Return all the entries exactly, keeping pictures out.

**Given records**.
·····

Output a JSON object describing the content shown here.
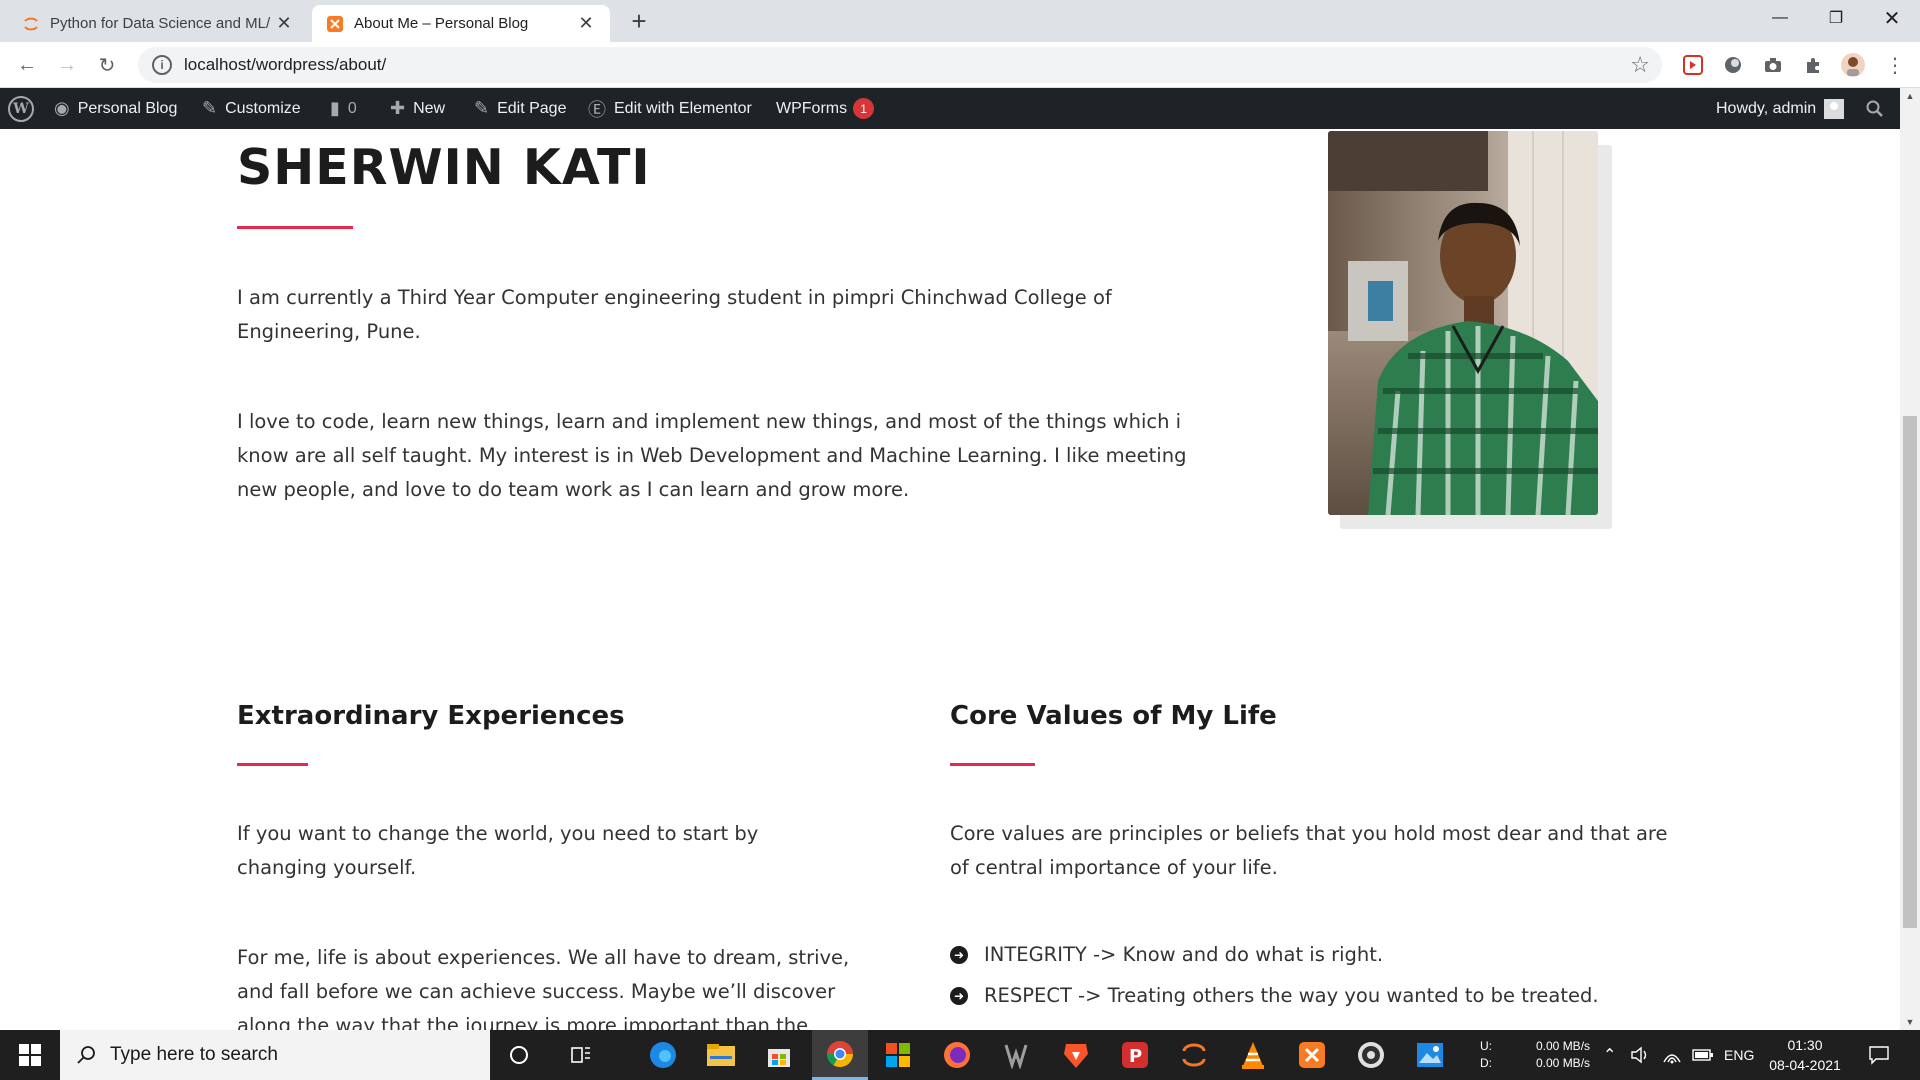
{
  "browser": {
    "tabs": [
      {
        "title": "Python for Data Science and ML/",
        "active": false
      },
      {
        "title": "About Me – Personal Blog",
        "active": true
      }
    ],
    "address": {
      "url": "localhost/wordpress/about/"
    }
  },
  "adminbar": {
    "site_name": "Personal Blog",
    "customize": "Customize",
    "comments_count": "0",
    "new": "New",
    "edit_page": "Edit Page",
    "edit_elementor": "Edit with Elementor",
    "wpforms": "WPForms",
    "wpforms_badge": "1",
    "howdy": "Howdy, admin"
  },
  "page": {
    "name": "SHERWIN KATI",
    "intro": [
      "I am currently a Third Year Computer engineering student in pimpri Chinchwad College of Engineering, Pune.",
      "I love to code, learn new things, learn and implement new things, and most of the things which i know are all self taught. My interest is in Web Development and Machine Learning. I like meeting new people, and love to do team work as I can learn and grow more."
    ],
    "experiences": {
      "heading": "Extraordinary Experiences",
      "paragraphs": [
        "If you want to change the world, you need to start by changing yourself.",
        "For me, life is about experiences. We all have to dream, strive, and fall before we can achieve success. Maybe we’ll discover along the way that the journey is more important than the"
      ]
    },
    "values": {
      "heading": "Core Values of My Life",
      "paragraph": "Core values are principles or beliefs that you hold most dear and that are of central importance of your life.",
      "items": [
        "INTEGRITY -> Know and do what is right.",
        "RESPECT -> Treating others the way you wanted to be treated."
      ]
    }
  },
  "taskbar": {
    "search_placeholder": "Type here to search",
    "net_up_label": "U:",
    "net_down_label": "D:",
    "net_up": "0.00 MB/s",
    "net_down": "0.00 MB/s",
    "language": "ENG",
    "time": "01:30",
    "date": "08-04-2021"
  },
  "colors": {
    "accent": "#e5284d",
    "adminbar": "#1d2327",
    "taskbar": "#1f1f1f"
  }
}
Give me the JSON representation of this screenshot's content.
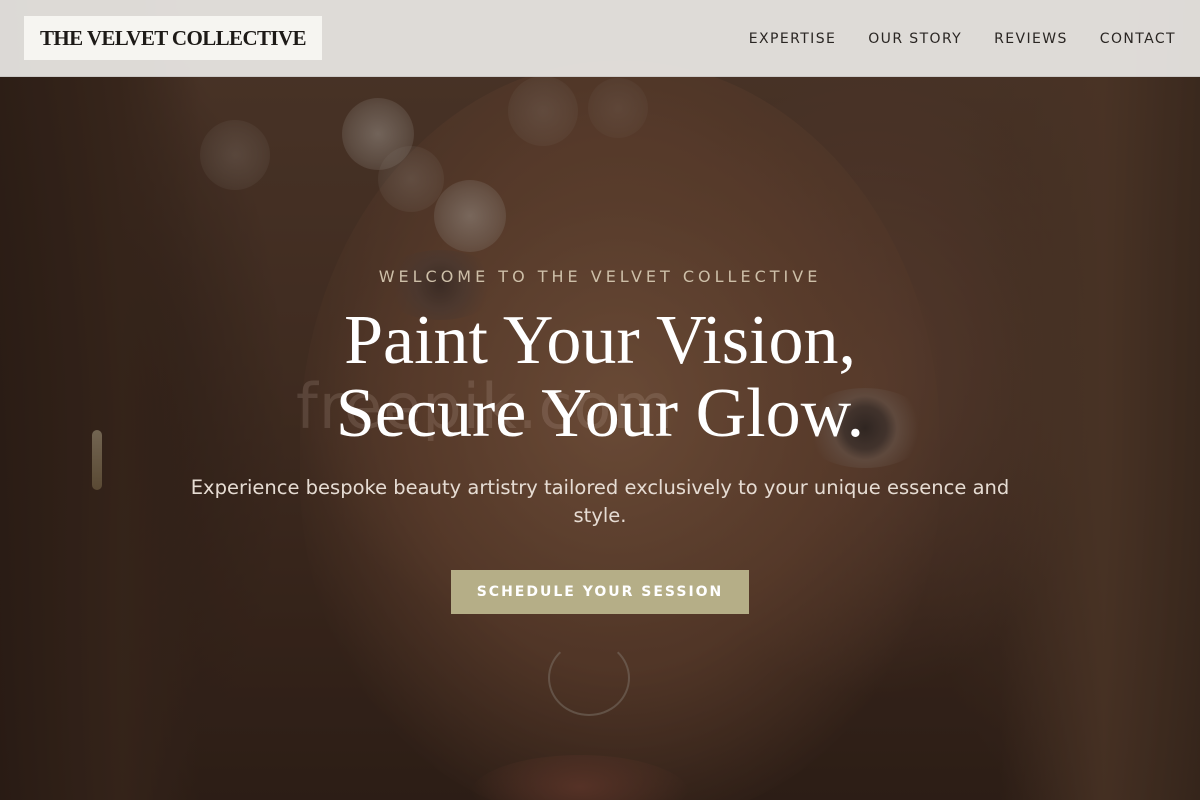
{
  "header": {
    "logo_text": "THE VELVET COLLECTIVE",
    "nav": [
      {
        "label": "EXPERTISE"
      },
      {
        "label": "OUR STORY"
      },
      {
        "label": "REVIEWS"
      },
      {
        "label": "CONTACT"
      }
    ]
  },
  "hero": {
    "eyebrow": "WELCOME TO THE VELVET COLLECTIVE",
    "headline_line1": "Paint Your Vision,",
    "headline_line2": "Secure Your Glow.",
    "subtext": "Experience bespoke beauty artistry tailored exclusively to your unique essence and style.",
    "cta_label": "SCHEDULE YOUR SESSION",
    "background_text": "freepik.com"
  },
  "colors": {
    "header_bg": "#e8e5e2",
    "logo_bg": "#f6f5f1",
    "accent": "#b5ae87",
    "eyebrow": "#cdbfa8",
    "headline": "#ffffff"
  }
}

·····

**Complete answer**.
Output a JSON object describing the content shown here.
{
  "browser": {
    "tabs": [
      {
        "title": "Python for Data Science and ML/",
        "active": false
      },
      {
        "title": "About Me – Personal Blog",
        "active": true
      }
    ],
    "address": {
      "url": "localhost/wordpress/about/"
    }
  },
  "adminbar": {
    "site_name": "Personal Blog",
    "customize": "Customize",
    "comments_count": "0",
    "new": "New",
    "edit_page": "Edit Page",
    "edit_elementor": "Edit with Elementor",
    "wpforms": "WPForms",
    "wpforms_badge": "1",
    "howdy": "Howdy, admin"
  },
  "page": {
    "name": "SHERWIN KATI",
    "intro": [
      "I am currently a Third Year Computer engineering student in pimpri Chinchwad College of Engineering, Pune.",
      "I love to code, learn new things, learn and implement new things, and most of the things which i know are all self taught. My interest is in Web Development and Machine Learning. I like meeting new people, and love to do team work as I can learn and grow more."
    ],
    "experiences": {
      "heading": "Extraordinary Experiences",
      "paragraphs": [
        "If you want to change the world, you need to start by changing yourself.",
        "For me, life is about experiences. We all have to dream, strive, and fall before we can achieve success. Maybe we’ll discover along the way that the journey is more important than the"
      ]
    },
    "values": {
      "heading": "Core Values of My Life",
      "paragraph": "Core values are principles or beliefs that you hold most dear and that are of central importance of your life.",
      "items": [
        "INTEGRITY -> Know and do what is right.",
        "RESPECT -> Treating others the way you wanted to be treated."
      ]
    }
  },
  "taskbar": {
    "search_placeholder": "Type here to search",
    "net_up_label": "U:",
    "net_down_label": "D:",
    "net_up": "0.00 MB/s",
    "net_down": "0.00 MB/s",
    "language": "ENG",
    "time": "01:30",
    "date": "08-04-2021"
  },
  "colors": {
    "accent": "#e5284d",
    "adminbar": "#1d2327",
    "taskbar": "#1f1f1f"
  }
}
Give me the JSON representation of this screenshot's content.
{
  "header": {
    "logo_text": "THE VELVET COLLECTIVE",
    "nav": [
      {
        "label": "EXPERTISE"
      },
      {
        "label": "OUR STORY"
      },
      {
        "label": "REVIEWS"
      },
      {
        "label": "CONTACT"
      }
    ]
  },
  "hero": {
    "eyebrow": "WELCOME TO THE VELVET COLLECTIVE",
    "headline_line1": "Paint Your Vision,",
    "headline_line2": "Secure Your Glow.",
    "subtext": "Experience bespoke beauty artistry tailored exclusively to your unique essence and style.",
    "cta_label": "SCHEDULE YOUR SESSION",
    "background_text": "freepik.com"
  },
  "colors": {
    "header_bg": "#e8e5e2",
    "logo_bg": "#f6f5f1",
    "accent": "#b5ae87",
    "eyebrow": "#cdbfa8",
    "headline": "#ffffff"
  }
}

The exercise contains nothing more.